Pull every line containing the word "Years" from the records.

--- START Task input ---

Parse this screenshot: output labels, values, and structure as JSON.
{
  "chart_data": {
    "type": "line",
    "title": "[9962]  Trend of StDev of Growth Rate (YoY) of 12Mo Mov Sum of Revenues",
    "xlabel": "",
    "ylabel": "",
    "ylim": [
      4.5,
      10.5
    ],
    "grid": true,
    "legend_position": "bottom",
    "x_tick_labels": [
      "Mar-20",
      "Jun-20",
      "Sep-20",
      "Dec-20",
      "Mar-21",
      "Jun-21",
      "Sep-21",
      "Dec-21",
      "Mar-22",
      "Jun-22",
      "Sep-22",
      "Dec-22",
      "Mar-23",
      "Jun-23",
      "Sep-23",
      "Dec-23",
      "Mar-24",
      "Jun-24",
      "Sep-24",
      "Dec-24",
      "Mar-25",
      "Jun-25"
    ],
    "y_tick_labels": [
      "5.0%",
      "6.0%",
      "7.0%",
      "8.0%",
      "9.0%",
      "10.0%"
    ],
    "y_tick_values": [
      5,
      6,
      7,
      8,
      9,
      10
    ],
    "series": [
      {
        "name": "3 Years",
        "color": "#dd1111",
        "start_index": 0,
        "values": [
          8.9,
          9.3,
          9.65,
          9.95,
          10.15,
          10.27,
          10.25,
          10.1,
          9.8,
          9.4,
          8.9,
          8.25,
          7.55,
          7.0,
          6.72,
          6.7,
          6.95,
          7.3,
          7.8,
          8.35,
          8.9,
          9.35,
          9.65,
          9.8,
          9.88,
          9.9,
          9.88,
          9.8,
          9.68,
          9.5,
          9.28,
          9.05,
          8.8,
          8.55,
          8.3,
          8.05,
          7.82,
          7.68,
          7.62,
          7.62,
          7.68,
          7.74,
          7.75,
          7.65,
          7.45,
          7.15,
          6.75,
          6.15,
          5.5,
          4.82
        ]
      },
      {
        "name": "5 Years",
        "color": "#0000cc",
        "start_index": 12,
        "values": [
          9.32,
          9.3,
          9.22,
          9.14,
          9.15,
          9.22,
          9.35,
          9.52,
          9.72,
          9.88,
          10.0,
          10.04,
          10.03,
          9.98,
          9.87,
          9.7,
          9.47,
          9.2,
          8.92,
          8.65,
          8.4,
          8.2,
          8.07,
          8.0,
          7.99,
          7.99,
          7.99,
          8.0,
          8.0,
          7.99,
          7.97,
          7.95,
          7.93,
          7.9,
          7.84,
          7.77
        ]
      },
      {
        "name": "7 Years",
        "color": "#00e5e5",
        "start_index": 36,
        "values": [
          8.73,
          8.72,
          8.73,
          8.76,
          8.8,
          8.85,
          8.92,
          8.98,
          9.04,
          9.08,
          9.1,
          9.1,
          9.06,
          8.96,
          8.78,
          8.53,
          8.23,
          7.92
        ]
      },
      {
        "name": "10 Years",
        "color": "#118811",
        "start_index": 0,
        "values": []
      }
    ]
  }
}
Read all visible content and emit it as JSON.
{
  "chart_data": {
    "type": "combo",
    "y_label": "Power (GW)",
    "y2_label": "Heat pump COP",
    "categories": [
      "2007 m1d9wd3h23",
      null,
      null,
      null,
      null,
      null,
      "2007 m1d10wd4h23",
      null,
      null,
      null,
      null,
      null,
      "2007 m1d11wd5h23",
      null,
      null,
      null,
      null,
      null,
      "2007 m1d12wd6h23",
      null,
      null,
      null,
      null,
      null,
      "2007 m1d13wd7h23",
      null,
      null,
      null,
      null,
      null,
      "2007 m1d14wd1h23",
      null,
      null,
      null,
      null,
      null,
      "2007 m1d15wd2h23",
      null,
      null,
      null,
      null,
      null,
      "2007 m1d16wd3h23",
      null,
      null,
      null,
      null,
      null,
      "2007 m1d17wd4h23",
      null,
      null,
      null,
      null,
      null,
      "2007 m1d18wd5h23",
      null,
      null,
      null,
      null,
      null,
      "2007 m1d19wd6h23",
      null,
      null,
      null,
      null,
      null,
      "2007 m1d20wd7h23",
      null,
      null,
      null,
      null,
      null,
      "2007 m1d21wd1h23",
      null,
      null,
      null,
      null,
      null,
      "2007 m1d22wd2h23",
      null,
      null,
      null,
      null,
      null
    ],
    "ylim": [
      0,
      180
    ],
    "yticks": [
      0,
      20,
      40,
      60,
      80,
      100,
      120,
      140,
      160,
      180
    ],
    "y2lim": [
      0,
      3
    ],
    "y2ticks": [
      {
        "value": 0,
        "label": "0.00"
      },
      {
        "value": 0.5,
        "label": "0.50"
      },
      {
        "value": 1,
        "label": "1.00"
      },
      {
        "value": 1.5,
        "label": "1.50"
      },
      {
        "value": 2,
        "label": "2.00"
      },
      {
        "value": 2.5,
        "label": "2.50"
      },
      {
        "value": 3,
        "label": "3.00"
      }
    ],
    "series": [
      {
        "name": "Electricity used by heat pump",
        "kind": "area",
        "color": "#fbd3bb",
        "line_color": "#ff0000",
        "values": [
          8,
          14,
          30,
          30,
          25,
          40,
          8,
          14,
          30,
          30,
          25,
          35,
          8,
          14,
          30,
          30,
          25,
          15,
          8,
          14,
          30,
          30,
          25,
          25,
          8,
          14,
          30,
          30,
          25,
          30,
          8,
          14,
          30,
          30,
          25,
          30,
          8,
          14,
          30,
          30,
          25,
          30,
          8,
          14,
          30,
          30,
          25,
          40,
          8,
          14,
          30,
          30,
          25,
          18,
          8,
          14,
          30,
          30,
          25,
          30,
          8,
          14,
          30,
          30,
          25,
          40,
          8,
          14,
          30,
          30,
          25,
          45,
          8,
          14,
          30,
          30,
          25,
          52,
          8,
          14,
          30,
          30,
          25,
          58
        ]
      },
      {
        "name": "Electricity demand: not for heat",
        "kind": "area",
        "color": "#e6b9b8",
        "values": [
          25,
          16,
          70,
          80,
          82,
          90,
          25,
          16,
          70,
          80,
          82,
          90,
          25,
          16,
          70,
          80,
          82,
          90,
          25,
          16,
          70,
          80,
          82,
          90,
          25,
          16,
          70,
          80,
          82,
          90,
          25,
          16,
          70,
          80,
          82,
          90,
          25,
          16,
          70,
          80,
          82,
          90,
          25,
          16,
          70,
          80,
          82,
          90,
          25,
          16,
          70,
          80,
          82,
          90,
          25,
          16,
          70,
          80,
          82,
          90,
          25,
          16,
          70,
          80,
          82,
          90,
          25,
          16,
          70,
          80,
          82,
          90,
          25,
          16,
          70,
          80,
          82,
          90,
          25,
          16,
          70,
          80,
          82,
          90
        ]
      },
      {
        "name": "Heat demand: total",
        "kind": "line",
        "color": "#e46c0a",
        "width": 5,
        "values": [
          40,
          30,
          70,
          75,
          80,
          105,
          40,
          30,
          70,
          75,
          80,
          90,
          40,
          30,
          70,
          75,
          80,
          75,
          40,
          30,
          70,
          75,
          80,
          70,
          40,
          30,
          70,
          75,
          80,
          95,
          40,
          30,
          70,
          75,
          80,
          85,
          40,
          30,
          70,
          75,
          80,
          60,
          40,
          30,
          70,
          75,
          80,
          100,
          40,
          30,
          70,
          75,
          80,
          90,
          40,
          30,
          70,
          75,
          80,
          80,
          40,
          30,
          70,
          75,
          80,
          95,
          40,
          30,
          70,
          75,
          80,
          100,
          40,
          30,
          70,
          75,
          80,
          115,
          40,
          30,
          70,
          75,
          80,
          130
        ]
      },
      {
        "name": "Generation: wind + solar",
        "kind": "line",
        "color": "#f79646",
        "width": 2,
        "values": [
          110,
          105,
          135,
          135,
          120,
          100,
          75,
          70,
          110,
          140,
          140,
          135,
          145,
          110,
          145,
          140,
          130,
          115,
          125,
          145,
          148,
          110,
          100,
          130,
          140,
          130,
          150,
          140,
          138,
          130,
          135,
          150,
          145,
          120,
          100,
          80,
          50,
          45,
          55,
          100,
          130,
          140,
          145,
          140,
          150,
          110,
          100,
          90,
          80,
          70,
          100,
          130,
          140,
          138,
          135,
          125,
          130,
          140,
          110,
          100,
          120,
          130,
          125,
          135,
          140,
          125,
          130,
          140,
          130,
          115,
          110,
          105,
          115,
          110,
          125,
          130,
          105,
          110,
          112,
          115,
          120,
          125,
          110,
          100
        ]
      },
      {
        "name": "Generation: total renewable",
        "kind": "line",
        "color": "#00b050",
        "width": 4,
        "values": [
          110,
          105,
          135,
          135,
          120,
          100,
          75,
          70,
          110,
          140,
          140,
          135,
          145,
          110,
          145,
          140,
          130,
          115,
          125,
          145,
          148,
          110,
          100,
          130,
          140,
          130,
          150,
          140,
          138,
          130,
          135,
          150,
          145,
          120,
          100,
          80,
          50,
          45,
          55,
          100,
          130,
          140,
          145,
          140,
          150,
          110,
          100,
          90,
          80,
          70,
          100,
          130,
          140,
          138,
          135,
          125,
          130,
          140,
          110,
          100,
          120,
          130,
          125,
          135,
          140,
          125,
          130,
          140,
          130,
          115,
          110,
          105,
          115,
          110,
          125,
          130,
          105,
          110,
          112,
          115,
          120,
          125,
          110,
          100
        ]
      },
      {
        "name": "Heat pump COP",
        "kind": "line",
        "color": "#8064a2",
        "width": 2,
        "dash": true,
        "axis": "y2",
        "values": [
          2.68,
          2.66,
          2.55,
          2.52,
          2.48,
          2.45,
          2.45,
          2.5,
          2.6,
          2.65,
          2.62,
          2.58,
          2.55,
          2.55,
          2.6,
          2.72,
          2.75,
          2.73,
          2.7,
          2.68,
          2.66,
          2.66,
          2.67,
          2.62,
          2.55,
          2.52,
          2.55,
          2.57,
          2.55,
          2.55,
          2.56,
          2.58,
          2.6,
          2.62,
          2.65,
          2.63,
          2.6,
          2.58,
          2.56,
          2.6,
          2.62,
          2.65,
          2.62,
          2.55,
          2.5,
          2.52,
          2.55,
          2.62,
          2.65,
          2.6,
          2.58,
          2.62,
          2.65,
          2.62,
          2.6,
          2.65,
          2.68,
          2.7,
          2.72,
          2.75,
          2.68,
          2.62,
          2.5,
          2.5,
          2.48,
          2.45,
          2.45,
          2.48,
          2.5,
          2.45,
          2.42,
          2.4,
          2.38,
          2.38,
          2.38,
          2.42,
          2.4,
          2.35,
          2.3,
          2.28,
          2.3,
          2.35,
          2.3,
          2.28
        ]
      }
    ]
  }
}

--- END Task input ---

> [Output for this exercise]:
        "name": "3 Years",
        "name": "5 Years",
        "name": "7 Years",
        "name": "10 Years",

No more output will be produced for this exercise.